Find the lines that contain the word "bottom" and copy each one.

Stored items
>> Start
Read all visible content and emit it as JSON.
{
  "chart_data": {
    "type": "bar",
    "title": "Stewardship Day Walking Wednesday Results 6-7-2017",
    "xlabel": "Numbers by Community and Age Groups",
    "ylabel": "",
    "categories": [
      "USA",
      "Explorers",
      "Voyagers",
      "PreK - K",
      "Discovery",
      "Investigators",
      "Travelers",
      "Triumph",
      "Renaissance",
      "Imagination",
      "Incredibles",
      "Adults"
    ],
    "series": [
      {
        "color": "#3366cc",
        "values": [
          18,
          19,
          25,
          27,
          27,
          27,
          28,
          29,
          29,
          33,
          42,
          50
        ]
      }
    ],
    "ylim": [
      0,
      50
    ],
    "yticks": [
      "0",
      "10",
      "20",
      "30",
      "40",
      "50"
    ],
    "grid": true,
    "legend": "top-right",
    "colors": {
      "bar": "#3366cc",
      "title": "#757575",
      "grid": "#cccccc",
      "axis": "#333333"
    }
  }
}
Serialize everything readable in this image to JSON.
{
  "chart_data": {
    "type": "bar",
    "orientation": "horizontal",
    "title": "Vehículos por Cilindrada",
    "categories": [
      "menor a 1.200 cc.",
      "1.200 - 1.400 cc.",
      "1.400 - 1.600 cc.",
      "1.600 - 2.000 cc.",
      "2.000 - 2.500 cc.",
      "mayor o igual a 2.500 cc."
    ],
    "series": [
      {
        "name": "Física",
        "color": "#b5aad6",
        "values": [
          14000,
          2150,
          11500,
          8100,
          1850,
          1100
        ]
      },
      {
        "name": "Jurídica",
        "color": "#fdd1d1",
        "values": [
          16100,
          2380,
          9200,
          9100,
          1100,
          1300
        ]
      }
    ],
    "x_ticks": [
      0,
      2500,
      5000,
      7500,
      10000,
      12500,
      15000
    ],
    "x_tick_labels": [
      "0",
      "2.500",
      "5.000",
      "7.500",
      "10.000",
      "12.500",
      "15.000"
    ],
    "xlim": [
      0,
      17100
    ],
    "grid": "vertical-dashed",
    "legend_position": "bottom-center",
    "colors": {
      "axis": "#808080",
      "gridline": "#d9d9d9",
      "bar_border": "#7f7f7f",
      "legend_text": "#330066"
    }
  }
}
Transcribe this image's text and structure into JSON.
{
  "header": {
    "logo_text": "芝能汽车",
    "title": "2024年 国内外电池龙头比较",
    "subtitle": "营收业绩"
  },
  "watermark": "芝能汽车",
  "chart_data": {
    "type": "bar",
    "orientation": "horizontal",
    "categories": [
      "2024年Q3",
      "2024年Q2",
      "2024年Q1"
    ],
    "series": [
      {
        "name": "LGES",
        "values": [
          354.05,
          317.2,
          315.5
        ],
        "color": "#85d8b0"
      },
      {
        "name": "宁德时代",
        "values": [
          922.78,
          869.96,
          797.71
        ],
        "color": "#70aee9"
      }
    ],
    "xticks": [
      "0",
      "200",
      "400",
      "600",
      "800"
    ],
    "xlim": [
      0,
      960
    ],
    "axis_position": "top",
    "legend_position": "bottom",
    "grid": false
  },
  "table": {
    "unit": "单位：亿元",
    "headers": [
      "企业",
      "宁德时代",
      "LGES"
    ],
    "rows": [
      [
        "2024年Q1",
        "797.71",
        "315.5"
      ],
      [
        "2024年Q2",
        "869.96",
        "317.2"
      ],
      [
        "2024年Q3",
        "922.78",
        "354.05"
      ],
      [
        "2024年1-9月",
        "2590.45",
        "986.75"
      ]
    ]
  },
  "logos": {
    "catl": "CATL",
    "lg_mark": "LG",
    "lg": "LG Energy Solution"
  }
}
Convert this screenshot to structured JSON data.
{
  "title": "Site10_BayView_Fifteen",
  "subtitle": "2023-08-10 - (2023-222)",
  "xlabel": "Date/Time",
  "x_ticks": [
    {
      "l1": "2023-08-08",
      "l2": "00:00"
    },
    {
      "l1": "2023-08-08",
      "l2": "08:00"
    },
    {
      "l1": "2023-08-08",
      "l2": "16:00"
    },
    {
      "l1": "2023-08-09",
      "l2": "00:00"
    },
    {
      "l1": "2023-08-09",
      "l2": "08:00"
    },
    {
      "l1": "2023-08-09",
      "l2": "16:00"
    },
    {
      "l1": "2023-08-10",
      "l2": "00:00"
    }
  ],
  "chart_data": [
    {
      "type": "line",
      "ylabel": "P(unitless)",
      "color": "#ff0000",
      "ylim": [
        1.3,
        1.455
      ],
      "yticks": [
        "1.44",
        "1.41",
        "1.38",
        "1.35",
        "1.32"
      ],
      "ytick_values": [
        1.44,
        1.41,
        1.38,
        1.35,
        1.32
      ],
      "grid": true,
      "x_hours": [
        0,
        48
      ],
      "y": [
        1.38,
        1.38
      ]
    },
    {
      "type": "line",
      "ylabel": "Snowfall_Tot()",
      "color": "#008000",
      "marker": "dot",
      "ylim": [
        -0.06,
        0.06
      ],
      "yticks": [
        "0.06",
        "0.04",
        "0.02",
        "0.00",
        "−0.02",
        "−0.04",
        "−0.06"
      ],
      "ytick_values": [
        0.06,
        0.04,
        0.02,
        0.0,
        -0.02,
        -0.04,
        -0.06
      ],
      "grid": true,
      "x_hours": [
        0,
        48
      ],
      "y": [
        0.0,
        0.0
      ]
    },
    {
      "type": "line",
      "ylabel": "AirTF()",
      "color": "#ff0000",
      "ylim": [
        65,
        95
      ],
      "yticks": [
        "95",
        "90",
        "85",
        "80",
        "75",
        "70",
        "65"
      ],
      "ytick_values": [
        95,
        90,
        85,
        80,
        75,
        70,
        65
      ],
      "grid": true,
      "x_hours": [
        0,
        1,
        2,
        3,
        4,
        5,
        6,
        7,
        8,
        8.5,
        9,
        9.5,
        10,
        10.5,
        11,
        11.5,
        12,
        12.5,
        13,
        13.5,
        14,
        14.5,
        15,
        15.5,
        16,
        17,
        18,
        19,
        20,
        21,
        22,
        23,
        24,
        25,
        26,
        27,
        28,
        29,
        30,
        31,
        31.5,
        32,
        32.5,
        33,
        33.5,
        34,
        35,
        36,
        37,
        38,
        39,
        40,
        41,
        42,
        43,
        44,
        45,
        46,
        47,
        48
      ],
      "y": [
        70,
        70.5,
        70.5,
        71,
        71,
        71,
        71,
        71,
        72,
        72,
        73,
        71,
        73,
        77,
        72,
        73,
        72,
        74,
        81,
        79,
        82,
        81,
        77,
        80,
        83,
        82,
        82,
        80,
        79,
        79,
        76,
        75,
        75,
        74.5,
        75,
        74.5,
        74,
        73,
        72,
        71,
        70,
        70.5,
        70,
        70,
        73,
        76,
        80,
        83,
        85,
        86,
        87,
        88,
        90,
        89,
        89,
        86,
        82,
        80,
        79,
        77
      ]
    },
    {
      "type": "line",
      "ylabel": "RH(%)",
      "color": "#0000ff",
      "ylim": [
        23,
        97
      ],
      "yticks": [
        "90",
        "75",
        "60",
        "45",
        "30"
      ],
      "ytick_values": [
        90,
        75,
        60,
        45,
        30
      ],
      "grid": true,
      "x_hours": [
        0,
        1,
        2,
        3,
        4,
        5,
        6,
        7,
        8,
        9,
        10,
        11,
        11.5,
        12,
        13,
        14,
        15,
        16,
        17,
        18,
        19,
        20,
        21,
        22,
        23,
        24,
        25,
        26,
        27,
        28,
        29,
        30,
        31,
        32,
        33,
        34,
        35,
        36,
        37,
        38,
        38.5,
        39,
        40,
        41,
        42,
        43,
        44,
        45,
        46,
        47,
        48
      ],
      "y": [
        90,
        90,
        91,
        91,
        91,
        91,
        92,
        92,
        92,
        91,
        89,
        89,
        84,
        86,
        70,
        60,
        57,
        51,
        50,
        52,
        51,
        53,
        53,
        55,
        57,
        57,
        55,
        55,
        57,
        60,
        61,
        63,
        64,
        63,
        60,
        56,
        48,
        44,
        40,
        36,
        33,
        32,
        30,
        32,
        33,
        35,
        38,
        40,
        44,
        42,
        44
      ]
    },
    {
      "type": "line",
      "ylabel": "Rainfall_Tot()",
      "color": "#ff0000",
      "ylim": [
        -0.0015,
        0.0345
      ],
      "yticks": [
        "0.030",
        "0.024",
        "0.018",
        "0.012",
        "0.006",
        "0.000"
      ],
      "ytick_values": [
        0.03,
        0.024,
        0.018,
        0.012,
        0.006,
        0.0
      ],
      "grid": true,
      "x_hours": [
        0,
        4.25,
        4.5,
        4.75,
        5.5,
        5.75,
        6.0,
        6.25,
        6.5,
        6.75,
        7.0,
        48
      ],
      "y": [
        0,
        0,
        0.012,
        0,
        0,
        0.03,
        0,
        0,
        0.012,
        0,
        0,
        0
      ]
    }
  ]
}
>> End
■ EXPECTED ANSWER
    "legend_position": "bottom-center",
    "legend_position": "bottom",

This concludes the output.